# Request:
Which lines contain the string "балла"? Please list every one of them.

# Excerpted records:
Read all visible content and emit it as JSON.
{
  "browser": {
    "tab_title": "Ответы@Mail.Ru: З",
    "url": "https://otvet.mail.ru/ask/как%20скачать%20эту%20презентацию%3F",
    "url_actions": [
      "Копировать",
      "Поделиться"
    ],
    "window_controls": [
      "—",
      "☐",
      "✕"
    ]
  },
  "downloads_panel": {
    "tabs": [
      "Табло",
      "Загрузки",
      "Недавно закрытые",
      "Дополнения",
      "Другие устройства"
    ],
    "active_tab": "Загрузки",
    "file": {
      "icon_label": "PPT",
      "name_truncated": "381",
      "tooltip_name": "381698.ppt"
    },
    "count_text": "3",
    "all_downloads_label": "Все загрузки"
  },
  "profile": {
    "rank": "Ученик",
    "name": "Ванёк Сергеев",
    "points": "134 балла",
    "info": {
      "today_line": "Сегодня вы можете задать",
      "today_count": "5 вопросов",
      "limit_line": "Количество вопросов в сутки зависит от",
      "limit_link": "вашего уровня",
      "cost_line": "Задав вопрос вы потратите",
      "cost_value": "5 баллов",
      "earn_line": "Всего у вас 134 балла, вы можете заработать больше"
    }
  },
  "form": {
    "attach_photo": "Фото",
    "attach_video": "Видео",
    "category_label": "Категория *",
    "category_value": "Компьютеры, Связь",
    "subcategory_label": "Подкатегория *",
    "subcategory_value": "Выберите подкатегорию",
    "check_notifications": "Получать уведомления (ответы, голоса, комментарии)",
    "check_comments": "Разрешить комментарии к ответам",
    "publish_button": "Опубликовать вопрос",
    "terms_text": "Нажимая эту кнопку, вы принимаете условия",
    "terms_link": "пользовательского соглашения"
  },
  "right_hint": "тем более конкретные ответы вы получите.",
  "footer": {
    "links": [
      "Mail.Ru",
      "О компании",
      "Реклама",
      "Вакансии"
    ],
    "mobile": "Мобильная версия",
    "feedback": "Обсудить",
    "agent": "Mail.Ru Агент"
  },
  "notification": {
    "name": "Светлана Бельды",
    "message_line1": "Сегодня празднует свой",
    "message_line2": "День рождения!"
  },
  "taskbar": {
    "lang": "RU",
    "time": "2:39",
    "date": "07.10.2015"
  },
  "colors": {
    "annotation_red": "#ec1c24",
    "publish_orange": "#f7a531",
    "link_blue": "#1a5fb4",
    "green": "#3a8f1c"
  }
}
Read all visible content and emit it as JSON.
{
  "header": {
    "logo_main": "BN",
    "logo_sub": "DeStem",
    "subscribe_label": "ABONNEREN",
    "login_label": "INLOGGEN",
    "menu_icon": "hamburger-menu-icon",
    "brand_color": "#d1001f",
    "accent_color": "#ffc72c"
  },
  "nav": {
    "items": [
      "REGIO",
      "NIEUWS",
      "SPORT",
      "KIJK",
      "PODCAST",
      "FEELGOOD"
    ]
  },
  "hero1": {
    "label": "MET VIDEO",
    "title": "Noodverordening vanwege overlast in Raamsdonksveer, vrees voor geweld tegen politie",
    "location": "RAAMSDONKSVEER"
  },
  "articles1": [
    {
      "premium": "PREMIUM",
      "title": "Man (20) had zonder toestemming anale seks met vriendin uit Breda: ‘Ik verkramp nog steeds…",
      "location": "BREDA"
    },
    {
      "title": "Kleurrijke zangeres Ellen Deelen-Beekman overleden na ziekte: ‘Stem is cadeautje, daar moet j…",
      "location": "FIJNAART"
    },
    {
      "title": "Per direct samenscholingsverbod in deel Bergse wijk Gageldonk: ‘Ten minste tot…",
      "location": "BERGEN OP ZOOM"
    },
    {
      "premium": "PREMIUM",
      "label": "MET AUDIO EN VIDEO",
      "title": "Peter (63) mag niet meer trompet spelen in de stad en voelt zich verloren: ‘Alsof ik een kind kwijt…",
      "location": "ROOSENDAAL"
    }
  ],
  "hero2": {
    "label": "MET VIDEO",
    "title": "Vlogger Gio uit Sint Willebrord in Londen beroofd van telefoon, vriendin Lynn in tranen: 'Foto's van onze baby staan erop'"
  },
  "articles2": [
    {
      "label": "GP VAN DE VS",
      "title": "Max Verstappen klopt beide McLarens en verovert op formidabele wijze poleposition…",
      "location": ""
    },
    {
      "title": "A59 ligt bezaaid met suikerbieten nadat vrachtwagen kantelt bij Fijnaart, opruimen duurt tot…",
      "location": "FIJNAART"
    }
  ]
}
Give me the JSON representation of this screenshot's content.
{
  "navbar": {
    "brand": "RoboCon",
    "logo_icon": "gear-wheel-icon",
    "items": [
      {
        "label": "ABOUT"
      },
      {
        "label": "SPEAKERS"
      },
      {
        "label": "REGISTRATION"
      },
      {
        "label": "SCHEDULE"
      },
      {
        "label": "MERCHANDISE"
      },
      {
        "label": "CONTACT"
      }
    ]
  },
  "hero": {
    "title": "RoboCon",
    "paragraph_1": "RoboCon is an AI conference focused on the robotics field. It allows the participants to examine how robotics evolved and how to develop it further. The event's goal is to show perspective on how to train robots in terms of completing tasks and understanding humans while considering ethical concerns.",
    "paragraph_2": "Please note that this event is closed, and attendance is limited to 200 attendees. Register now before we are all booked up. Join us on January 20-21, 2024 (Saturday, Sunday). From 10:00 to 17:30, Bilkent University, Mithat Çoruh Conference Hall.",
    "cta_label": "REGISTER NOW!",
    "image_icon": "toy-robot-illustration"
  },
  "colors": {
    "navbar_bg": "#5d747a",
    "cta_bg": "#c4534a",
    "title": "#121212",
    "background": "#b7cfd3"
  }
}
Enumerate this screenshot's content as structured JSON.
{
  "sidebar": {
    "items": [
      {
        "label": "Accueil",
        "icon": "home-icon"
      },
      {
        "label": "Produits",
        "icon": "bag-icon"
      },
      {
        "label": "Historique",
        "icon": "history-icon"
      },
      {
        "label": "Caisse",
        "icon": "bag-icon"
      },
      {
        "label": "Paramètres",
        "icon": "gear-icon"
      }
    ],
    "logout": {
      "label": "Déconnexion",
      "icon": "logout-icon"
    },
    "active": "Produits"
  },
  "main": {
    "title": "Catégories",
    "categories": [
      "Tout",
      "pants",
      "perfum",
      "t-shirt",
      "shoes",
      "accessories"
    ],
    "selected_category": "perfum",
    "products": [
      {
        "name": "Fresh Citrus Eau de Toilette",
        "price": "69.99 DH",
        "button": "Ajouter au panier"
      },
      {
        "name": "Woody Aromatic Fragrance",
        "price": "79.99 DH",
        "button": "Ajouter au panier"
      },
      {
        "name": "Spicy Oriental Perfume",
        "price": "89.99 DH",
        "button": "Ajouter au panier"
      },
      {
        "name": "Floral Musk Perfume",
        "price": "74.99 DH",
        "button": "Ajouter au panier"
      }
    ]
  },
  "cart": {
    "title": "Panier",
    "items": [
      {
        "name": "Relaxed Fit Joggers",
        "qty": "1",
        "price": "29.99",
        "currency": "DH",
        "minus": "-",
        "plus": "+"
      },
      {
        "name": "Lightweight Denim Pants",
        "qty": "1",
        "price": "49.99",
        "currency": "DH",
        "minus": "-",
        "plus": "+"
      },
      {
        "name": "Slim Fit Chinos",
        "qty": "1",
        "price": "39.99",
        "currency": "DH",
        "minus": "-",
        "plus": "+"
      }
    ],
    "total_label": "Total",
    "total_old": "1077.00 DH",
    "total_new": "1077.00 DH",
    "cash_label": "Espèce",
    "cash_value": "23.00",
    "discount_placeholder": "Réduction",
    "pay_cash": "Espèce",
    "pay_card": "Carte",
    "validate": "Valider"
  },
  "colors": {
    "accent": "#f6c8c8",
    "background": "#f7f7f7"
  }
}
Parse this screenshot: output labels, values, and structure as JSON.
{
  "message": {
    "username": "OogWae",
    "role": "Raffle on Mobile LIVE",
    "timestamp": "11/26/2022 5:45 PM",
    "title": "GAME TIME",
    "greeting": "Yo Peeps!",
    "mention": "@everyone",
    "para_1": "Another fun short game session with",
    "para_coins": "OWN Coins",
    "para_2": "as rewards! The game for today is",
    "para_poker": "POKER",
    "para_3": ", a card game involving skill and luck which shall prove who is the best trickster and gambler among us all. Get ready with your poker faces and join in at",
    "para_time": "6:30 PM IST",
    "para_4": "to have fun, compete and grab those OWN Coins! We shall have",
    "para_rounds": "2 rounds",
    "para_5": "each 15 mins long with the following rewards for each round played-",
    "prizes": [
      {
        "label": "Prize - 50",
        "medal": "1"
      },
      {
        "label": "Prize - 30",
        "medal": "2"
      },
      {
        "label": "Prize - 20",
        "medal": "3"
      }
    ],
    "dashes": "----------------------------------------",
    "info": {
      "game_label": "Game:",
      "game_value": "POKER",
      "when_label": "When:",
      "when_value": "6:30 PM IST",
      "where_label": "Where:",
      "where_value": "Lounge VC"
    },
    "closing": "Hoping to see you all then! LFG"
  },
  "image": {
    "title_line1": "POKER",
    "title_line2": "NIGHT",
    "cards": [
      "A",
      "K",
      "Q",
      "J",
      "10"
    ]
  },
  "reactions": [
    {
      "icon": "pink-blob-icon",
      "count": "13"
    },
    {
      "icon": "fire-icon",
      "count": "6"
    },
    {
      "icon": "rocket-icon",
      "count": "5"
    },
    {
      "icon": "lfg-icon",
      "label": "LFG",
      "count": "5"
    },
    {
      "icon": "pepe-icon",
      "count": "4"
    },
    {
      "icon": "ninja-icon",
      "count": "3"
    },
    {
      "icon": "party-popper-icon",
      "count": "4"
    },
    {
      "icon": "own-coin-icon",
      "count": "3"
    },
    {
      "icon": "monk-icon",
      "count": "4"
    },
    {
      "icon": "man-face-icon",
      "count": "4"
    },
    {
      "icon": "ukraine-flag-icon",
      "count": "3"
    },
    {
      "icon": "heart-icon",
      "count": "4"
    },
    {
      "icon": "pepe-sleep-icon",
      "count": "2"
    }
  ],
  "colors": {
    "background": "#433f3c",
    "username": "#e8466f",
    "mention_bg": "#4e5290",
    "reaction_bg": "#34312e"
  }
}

# Completed exercise:
    "points": "134 балла",
      "earn_line": "Всего у вас 134 балла, вы можете заработать больше"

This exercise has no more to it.